• [Problem description]: Retyping should cover only the lines from the one containing "What's the underlying" through the final line of the records, with pictures omitted.

***** Extracted information

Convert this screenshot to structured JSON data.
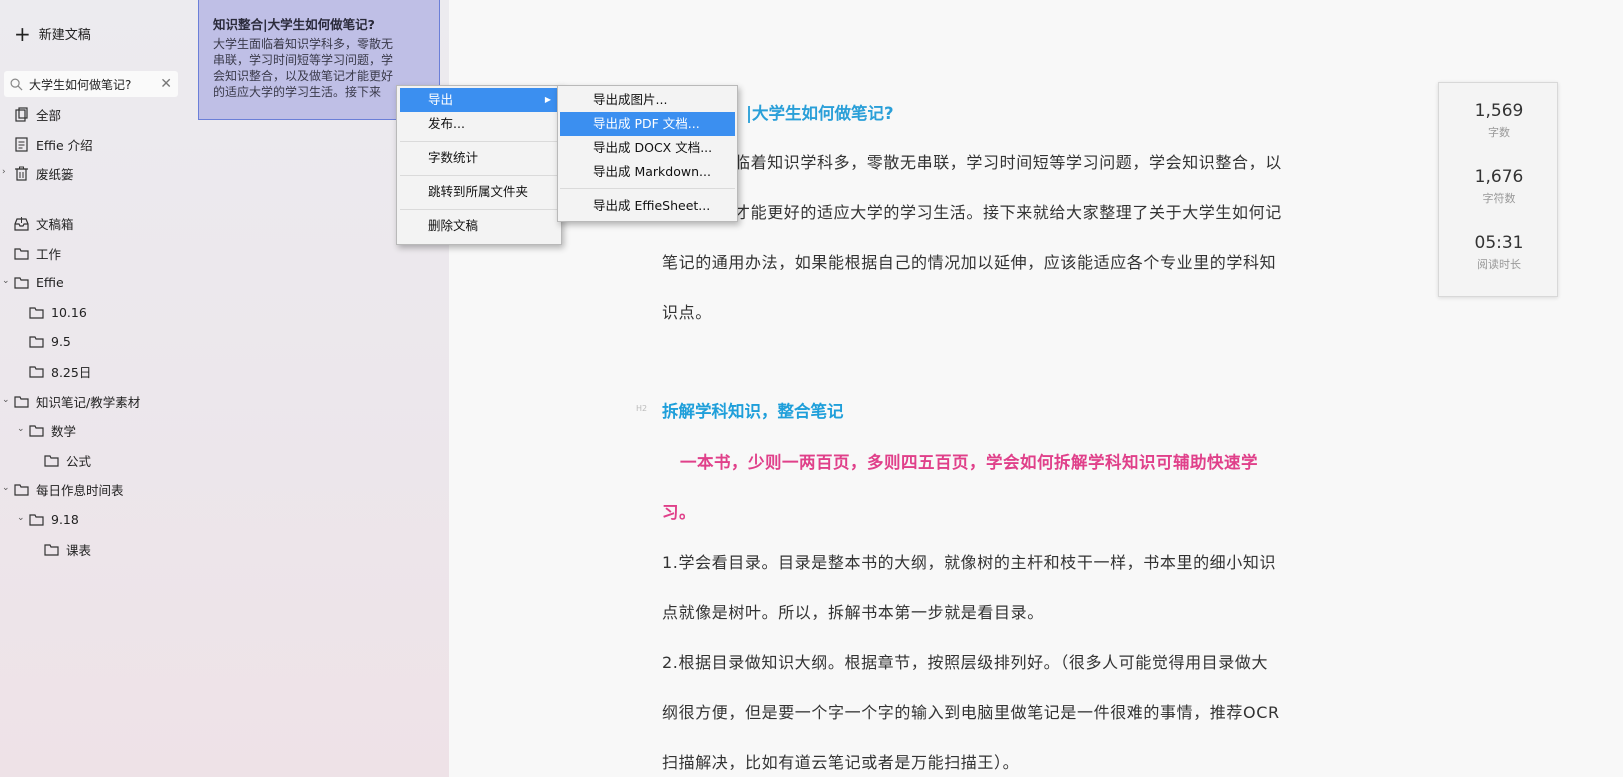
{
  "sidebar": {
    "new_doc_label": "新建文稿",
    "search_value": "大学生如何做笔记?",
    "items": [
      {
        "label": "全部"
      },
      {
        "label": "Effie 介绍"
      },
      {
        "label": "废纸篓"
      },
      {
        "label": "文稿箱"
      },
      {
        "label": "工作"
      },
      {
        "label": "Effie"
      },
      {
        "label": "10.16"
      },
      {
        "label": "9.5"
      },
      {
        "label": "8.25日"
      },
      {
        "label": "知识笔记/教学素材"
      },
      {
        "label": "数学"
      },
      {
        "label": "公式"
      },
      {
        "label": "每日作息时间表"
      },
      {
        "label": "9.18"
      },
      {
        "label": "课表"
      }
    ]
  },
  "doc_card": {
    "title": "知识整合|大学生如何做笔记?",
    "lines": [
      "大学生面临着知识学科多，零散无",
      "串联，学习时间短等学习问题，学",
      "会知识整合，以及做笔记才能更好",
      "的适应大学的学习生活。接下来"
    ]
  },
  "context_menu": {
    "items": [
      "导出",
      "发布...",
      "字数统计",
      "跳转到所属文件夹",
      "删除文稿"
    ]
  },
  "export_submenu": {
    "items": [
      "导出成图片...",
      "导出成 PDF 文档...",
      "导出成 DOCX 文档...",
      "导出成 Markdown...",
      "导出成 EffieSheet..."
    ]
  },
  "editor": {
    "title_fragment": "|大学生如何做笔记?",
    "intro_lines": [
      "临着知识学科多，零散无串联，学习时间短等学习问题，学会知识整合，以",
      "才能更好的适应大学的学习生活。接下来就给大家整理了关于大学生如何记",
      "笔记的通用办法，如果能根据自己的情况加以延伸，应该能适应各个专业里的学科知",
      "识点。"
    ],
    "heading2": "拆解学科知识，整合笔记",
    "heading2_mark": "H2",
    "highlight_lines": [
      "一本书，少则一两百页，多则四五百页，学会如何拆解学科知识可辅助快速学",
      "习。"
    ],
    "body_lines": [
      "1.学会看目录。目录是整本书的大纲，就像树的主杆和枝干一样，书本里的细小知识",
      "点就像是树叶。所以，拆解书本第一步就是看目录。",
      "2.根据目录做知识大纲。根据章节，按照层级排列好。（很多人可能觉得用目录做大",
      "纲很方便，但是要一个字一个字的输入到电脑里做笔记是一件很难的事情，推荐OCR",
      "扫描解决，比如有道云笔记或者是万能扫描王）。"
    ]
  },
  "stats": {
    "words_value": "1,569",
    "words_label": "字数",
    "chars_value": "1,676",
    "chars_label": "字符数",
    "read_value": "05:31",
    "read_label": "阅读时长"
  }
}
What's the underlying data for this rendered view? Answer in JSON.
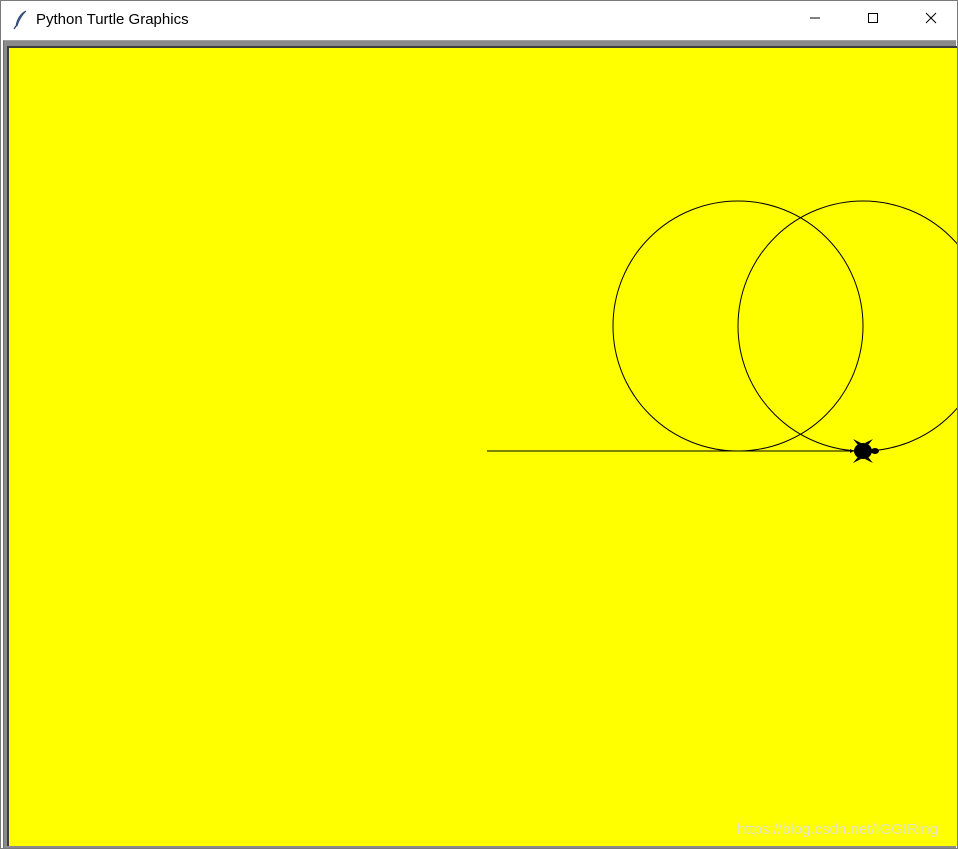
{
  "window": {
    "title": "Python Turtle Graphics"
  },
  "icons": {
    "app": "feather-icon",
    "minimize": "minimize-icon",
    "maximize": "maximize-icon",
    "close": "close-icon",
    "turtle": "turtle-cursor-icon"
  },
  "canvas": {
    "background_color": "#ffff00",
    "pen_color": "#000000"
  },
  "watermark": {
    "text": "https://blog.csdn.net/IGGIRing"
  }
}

**********

• [Task output]:
What's the underlying data for this rendered view? Answer in JSON.
{
  "window": {
    "title": "Python Turtle Graphics"
  },
  "icons": {
    "app": "feather-icon",
    "minimize": "minimize-icon",
    "maximize": "maximize-icon",
    "close": "close-icon",
    "turtle": "turtle-cursor-icon"
  },
  "canvas": {
    "background_color": "#ffff00",
    "pen_color": "#000000"
  },
  "watermark": {
    "text": "https://blog.csdn.net/IGGIRing"
  }
}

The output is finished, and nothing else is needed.